═════ ENTRIES PROVIDED

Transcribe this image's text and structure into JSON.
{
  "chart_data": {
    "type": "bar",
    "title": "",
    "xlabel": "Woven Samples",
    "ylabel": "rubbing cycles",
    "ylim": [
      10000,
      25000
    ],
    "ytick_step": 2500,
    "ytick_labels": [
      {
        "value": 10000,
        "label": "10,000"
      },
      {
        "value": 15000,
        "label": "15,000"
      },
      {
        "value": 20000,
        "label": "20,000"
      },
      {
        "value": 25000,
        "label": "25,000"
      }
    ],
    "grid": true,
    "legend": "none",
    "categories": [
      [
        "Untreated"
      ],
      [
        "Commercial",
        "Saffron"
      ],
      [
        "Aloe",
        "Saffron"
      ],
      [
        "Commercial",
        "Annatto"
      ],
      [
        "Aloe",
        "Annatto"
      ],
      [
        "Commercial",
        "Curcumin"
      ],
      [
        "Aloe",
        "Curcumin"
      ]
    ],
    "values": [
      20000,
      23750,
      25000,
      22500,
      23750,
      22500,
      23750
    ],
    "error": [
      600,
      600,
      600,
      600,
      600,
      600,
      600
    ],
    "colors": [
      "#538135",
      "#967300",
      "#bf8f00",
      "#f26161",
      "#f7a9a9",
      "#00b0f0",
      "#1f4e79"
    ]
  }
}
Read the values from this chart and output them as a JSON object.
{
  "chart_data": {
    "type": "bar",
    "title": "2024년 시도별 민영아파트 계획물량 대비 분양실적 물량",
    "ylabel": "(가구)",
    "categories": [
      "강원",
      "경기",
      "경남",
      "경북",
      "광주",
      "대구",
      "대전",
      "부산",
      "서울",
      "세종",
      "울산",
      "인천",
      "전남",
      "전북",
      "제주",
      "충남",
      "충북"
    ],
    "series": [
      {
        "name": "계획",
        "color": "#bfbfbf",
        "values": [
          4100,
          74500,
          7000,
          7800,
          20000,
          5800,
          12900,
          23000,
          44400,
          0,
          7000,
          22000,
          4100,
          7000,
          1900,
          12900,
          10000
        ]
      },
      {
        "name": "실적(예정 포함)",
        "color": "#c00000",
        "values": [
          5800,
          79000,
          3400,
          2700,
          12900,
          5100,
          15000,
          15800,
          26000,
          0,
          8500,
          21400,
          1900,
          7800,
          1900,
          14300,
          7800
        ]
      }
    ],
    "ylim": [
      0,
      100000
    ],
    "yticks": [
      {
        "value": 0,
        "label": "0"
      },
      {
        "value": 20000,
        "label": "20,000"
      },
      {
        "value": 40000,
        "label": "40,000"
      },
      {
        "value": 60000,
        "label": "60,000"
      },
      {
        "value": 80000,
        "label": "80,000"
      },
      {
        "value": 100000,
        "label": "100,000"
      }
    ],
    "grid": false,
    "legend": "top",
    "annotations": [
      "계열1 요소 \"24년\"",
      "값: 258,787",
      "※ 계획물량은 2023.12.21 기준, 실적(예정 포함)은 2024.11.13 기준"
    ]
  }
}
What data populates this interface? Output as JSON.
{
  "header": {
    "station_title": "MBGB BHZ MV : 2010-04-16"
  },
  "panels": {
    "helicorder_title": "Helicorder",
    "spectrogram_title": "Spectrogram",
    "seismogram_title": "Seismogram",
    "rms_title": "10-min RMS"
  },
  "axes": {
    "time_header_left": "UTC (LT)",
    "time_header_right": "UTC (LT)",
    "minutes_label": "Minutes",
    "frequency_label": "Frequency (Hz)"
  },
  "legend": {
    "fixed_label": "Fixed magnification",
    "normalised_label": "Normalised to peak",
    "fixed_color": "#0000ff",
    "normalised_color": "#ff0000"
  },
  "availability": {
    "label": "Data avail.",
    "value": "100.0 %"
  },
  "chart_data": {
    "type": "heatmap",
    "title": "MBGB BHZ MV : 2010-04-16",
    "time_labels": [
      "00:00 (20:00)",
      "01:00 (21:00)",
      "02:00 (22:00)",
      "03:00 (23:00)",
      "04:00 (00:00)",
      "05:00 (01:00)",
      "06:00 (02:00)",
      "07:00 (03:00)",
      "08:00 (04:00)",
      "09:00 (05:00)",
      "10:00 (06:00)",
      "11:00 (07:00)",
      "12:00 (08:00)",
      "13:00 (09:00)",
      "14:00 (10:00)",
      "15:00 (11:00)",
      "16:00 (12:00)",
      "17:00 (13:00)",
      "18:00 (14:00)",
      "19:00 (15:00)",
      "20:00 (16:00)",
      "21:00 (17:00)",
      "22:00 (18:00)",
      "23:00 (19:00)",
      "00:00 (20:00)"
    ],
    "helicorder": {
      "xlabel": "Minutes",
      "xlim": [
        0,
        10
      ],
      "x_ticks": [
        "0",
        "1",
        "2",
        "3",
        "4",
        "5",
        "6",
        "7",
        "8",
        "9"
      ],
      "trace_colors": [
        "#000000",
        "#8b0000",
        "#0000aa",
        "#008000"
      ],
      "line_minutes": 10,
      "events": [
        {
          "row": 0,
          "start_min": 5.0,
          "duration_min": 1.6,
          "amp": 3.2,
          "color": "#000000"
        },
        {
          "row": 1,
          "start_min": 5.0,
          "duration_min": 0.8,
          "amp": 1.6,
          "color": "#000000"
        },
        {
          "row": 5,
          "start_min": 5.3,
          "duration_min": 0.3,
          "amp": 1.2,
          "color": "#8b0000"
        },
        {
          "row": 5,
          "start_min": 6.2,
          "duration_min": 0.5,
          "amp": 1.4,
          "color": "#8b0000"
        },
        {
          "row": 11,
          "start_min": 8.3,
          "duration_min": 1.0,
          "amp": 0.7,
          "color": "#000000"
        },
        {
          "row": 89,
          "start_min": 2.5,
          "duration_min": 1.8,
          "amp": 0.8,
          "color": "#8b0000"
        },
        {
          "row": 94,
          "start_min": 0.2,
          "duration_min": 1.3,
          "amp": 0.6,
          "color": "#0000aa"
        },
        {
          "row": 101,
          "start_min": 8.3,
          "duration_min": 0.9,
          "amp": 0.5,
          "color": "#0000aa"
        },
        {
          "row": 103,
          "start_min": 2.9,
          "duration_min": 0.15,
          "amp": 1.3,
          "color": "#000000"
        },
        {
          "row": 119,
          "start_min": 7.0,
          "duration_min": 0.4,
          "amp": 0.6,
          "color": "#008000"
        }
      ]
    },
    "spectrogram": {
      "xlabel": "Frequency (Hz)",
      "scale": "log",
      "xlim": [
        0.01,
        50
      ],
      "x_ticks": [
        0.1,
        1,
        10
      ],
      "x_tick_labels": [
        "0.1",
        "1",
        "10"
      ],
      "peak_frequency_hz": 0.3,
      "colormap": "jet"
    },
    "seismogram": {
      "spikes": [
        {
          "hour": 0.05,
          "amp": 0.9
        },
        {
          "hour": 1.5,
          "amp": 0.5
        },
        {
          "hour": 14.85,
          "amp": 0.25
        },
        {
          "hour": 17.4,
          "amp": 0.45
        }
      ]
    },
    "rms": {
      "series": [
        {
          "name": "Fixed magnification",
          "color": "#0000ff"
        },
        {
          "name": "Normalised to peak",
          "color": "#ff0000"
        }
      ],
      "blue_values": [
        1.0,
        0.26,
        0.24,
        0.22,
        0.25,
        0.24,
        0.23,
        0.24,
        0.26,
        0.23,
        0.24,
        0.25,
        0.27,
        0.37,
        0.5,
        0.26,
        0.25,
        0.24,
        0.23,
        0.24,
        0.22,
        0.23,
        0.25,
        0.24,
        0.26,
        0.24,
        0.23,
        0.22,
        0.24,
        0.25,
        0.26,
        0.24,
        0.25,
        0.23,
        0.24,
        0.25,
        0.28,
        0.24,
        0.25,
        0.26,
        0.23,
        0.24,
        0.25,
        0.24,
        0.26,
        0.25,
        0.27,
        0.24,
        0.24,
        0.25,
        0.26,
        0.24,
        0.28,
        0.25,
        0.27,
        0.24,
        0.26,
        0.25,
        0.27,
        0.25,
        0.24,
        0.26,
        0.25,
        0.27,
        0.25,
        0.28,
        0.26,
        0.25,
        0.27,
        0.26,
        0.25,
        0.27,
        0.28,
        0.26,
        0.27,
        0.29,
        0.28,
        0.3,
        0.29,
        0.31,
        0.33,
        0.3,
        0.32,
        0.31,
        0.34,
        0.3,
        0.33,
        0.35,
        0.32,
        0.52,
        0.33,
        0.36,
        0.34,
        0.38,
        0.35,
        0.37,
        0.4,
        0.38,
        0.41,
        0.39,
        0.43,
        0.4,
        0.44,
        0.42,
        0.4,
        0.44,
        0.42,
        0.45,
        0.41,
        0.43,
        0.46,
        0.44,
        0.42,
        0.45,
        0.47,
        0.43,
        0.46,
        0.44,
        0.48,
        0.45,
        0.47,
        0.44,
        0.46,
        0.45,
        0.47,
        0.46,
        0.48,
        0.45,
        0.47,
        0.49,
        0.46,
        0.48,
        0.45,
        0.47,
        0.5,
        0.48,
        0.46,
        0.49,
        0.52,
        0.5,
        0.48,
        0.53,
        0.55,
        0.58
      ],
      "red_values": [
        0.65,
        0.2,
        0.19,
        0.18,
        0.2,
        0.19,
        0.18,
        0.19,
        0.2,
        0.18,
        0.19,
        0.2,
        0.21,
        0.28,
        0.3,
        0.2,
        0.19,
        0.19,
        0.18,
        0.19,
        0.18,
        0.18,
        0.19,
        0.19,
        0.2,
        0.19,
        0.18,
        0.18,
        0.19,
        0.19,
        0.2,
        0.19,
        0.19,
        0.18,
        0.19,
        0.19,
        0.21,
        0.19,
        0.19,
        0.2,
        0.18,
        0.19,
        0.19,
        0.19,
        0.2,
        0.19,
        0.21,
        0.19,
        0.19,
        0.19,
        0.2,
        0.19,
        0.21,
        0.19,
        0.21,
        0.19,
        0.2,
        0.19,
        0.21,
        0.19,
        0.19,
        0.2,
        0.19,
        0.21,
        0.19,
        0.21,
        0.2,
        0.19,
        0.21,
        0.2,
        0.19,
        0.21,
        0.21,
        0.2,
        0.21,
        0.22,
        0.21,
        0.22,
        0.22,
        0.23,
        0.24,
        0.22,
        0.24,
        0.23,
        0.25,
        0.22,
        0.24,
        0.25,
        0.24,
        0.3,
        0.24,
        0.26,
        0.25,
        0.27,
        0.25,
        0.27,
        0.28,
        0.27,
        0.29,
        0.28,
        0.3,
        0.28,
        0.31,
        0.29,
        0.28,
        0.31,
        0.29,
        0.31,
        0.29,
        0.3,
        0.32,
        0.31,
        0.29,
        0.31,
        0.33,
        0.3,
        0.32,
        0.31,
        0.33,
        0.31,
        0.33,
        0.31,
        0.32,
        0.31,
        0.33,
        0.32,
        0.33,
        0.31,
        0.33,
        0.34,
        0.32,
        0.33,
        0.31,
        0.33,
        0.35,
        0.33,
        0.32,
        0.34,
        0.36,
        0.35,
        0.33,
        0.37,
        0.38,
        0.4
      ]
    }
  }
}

══════════

[GOAL] State the number of lines holding the word "JSON" in the listing. Add nothing else.

[SOLUTION] 3